------ Dataset ------

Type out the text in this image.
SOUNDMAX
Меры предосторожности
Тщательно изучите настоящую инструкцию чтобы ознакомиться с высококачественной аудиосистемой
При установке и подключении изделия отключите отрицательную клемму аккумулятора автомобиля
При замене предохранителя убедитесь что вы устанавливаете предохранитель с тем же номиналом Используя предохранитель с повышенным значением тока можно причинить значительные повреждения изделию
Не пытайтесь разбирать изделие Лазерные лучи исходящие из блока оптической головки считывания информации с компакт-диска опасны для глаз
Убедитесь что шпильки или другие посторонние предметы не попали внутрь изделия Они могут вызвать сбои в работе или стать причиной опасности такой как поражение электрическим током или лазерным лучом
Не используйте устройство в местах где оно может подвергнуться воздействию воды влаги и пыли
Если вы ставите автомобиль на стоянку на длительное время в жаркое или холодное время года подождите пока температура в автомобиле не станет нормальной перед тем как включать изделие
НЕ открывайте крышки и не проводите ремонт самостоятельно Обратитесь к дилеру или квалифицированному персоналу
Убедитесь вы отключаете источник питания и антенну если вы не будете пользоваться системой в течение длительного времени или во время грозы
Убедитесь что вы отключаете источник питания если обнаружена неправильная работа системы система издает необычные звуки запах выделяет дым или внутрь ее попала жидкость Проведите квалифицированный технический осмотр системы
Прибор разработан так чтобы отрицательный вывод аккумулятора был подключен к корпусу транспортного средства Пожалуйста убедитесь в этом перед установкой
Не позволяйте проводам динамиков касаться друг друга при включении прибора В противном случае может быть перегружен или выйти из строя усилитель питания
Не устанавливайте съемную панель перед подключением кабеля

------

[Stated goal] Output the records verbatim, from the first line to the last.

[Exercise answer]
Type out the text in this image.
SOUNDMAX
Меры предосторожности
Тщательно изучите настоящую инструкцию чтобы ознакомиться с высококачественной аудиосистемой
При установке и подключении изделия отключите отрицательную клемму аккумулятора автомобиля
При замене предохранителя убедитесь что вы устанавливаете предохранитель с тем же номиналом Используя предохранитель с повышенным значением тока можно причинить значительные повреждения изделию
Не пытайтесь разбирать изделие Лазерные лучи исходящие из блока оптической головки считывания информации с компакт-диска опасны для глаз
Убедитесь что шпильки или другие посторонние предметы не попали внутрь изделия Они могут вызвать сбои в работе или стать причиной опасности такой как поражение электрическим током или лазерным лучом
Не используйте устройство в местах где оно может подвергнуться воздействию воды влаги и пыли
Если вы ставите автомобиль на стоянку на длительное время в жаркое или холодное время года подождите пока температура в автомобиле не станет нормальной перед тем как включать изделие
НЕ открывайте крышки и не проводите ремонт самостоятельно Обратитесь к дилеру или квалифицированному персоналу
Убедитесь вы отключаете источник питания и антенну если вы не будете пользоваться системой в течение длительного времени или во время грозы
Убедитесь что вы отключаете источник питания если обнаружена неправильная работа системы система издает необычные звуки запах выделяет дым или внутрь ее попала жидкость Проведите квалифицированный технический осмотр системы
Прибор разработан так чтобы отрицательный вывод аккумулятора был подключен к корпусу транспортного средства Пожалуйста убедитесь в этом перед установкой
Не позволяйте проводам динамиков касаться друг друга при включении прибора В противном случае может быть перегружен или выйти из строя усилитель питания
Не устанавливайте съемную панель перед подключением кабеля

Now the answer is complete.